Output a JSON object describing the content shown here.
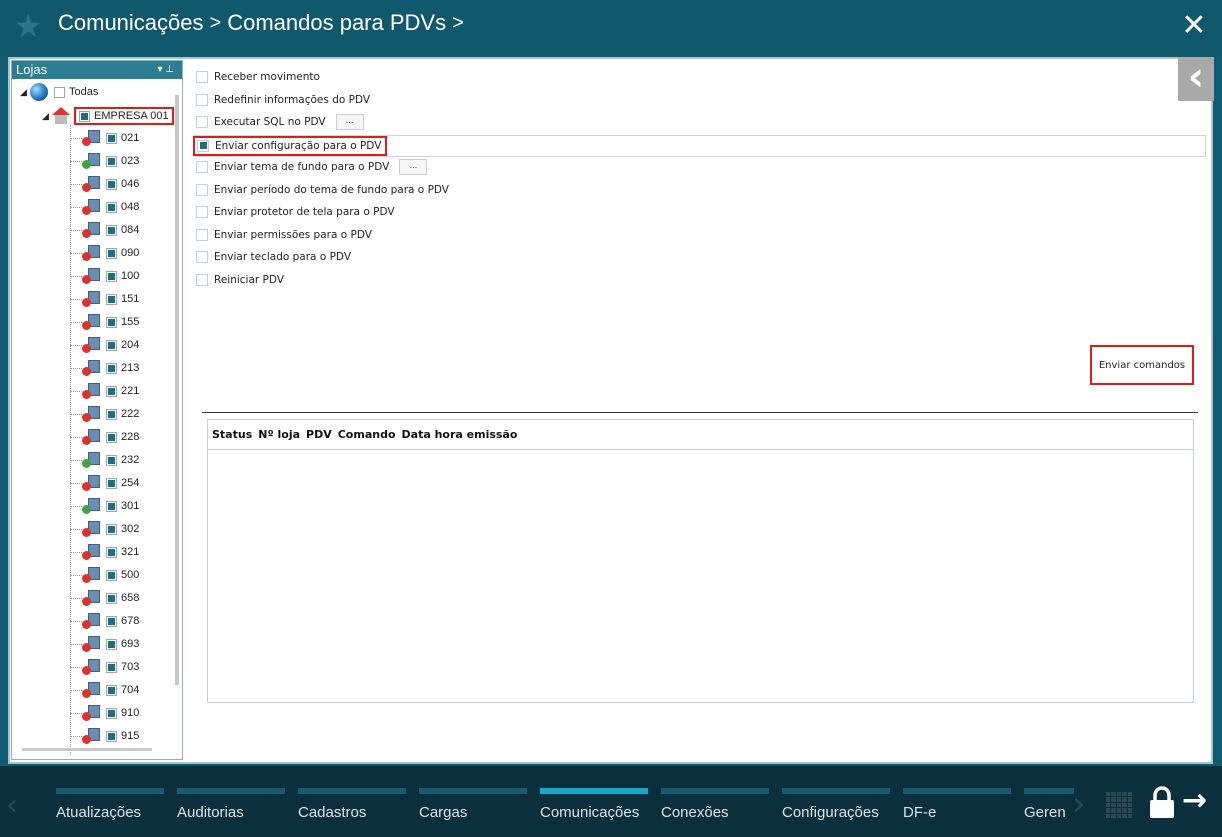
{
  "header": {
    "breadcrumb": [
      "Comunicações",
      "Comandos para PDVs"
    ],
    "separator": ">"
  },
  "tree": {
    "title": "Lojas",
    "root_label": "Todas",
    "company_label": "EMPRESA 001",
    "pdvs": [
      {
        "id": "021",
        "status": "error"
      },
      {
        "id": "023",
        "status": "ok"
      },
      {
        "id": "046",
        "status": "error"
      },
      {
        "id": "048",
        "status": "error"
      },
      {
        "id": "084",
        "status": "error"
      },
      {
        "id": "090",
        "status": "error"
      },
      {
        "id": "100",
        "status": "error"
      },
      {
        "id": "151",
        "status": "error"
      },
      {
        "id": "155",
        "status": "error"
      },
      {
        "id": "204",
        "status": "error"
      },
      {
        "id": "213",
        "status": "error"
      },
      {
        "id": "221",
        "status": "error"
      },
      {
        "id": "222",
        "status": "error"
      },
      {
        "id": "228",
        "status": "error"
      },
      {
        "id": "232",
        "status": "ok"
      },
      {
        "id": "254",
        "status": "error"
      },
      {
        "id": "301",
        "status": "ok"
      },
      {
        "id": "302",
        "status": "error"
      },
      {
        "id": "321",
        "status": "error"
      },
      {
        "id": "500",
        "status": "error"
      },
      {
        "id": "658",
        "status": "error"
      },
      {
        "id": "678",
        "status": "error"
      },
      {
        "id": "693",
        "status": "error"
      },
      {
        "id": "703",
        "status": "error"
      },
      {
        "id": "704",
        "status": "error"
      },
      {
        "id": "910",
        "status": "error"
      },
      {
        "id": "915",
        "status": "error"
      }
    ]
  },
  "commands": {
    "items": [
      {
        "label": "Receber movimento",
        "has_button": false,
        "checked": false
      },
      {
        "label": "Redefinir informações do PDV",
        "has_button": false,
        "checked": false
      },
      {
        "label": "Executar SQL no PDV",
        "has_button": true,
        "checked": false
      },
      {
        "label": "Enviar configuração para o PDV",
        "has_button": false,
        "checked": true
      },
      {
        "label": "Enviar tema de fundo para o PDV",
        "has_button": true,
        "checked": false
      },
      {
        "label": "Enviar período do tema de fundo para o PDV",
        "has_button": false,
        "checked": false
      },
      {
        "label": "Enviar protetor de tela para o PDV",
        "has_button": false,
        "checked": false
      },
      {
        "label": "Enviar permissões para o PDV",
        "has_button": false,
        "checked": false
      },
      {
        "label": "Enviar teclado para o PDV",
        "has_button": false,
        "checked": false
      },
      {
        "label": "Reiniciar PDV",
        "has_button": false,
        "checked": false
      }
    ],
    "ellipsis_label": "...",
    "send_label": "Enviar comandos"
  },
  "grid": {
    "columns": [
      "Status",
      "Nº loja",
      "PDV",
      "Comando",
      "Data hora emissão"
    ]
  },
  "bottom_nav": {
    "items": [
      {
        "label": "Atualizações",
        "active": false
      },
      {
        "label": "Auditorias",
        "active": false
      },
      {
        "label": "Cadastros",
        "active": false
      },
      {
        "label": "Cargas",
        "active": false
      },
      {
        "label": "Comunicações",
        "active": true
      },
      {
        "label": "Conexões",
        "active": false
      },
      {
        "label": "Configurações",
        "active": false
      },
      {
        "label": "DF-e",
        "active": false
      },
      {
        "label": "Geren",
        "active": false
      }
    ]
  },
  "colors": {
    "header_bg": "#10596c",
    "accent": "#18a7c4",
    "highlight": "#e01b1b"
  }
}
=====
## SHORT PROBLEM
Reproduce the material in its entirety and word for word, without the pictures.

## SOLVED PROBLEM
Output a JSON object describing the content shown here.
{
  "header": {
    "breadcrumb": [
      "Comunicações",
      "Comandos para PDVs"
    ],
    "separator": ">"
  },
  "tree": {
    "title": "Lojas",
    "root_label": "Todas",
    "company_label": "EMPRESA 001",
    "pdvs": [
      {
        "id": "021",
        "status": "error"
      },
      {
        "id": "023",
        "status": "ok"
      },
      {
        "id": "046",
        "status": "error"
      },
      {
        "id": "048",
        "status": "error"
      },
      {
        "id": "084",
        "status": "error"
      },
      {
        "id": "090",
        "status": "error"
      },
      {
        "id": "100",
        "status": "error"
      },
      {
        "id": "151",
        "status": "error"
      },
      {
        "id": "155",
        "status": "error"
      },
      {
        "id": "204",
        "status": "error"
      },
      {
        "id": "213",
        "status": "error"
      },
      {
        "id": "221",
        "status": "error"
      },
      {
        "id": "222",
        "status": "error"
      },
      {
        "id": "228",
        "status": "error"
      },
      {
        "id": "232",
        "status": "ok"
      },
      {
        "id": "254",
        "status": "error"
      },
      {
        "id": "301",
        "status": "ok"
      },
      {
        "id": "302",
        "status": "error"
      },
      {
        "id": "321",
        "status": "error"
      },
      {
        "id": "500",
        "status": "error"
      },
      {
        "id": "658",
        "status": "error"
      },
      {
        "id": "678",
        "status": "error"
      },
      {
        "id": "693",
        "status": "error"
      },
      {
        "id": "703",
        "status": "error"
      },
      {
        "id": "704",
        "status": "error"
      },
      {
        "id": "910",
        "status": "error"
      },
      {
        "id": "915",
        "status": "error"
      }
    ]
  },
  "commands": {
    "items": [
      {
        "label": "Receber movimento",
        "has_button": false,
        "checked": false
      },
      {
        "label": "Redefinir informações do PDV",
        "has_button": false,
        "checked": false
      },
      {
        "label": "Executar SQL no PDV",
        "has_button": true,
        "checked": false
      },
      {
        "label": "Enviar configuração para o PDV",
        "has_button": false,
        "checked": true
      },
      {
        "label": "Enviar tema de fundo para o PDV",
        "has_button": true,
        "checked": false
      },
      {
        "label": "Enviar período do tema de fundo para o PDV",
        "has_button": false,
        "checked": false
      },
      {
        "label": "Enviar protetor de tela para o PDV",
        "has_button": false,
        "checked": false
      },
      {
        "label": "Enviar permissões para o PDV",
        "has_button": false,
        "checked": false
      },
      {
        "label": "Enviar teclado para o PDV",
        "has_button": false,
        "checked": false
      },
      {
        "label": "Reiniciar PDV",
        "has_button": false,
        "checked": false
      }
    ],
    "ellipsis_label": "...",
    "send_label": "Enviar comandos"
  },
  "grid": {
    "columns": [
      "Status",
      "Nº loja",
      "PDV",
      "Comando",
      "Data hora emissão"
    ]
  },
  "bottom_nav": {
    "items": [
      {
        "label": "Atualizações",
        "active": false
      },
      {
        "label": "Auditorias",
        "active": false
      },
      {
        "label": "Cadastros",
        "active": false
      },
      {
        "label": "Cargas",
        "active": false
      },
      {
        "label": "Comunicações",
        "active": true
      },
      {
        "label": "Conexões",
        "active": false
      },
      {
        "label": "Configurações",
        "active": false
      },
      {
        "label": "DF-e",
        "active": false
      },
      {
        "label": "Geren",
        "active": false
      }
    ]
  },
  "colors": {
    "header_bg": "#10596c",
    "accent": "#18a7c4",
    "highlight": "#e01b1b"
  }
}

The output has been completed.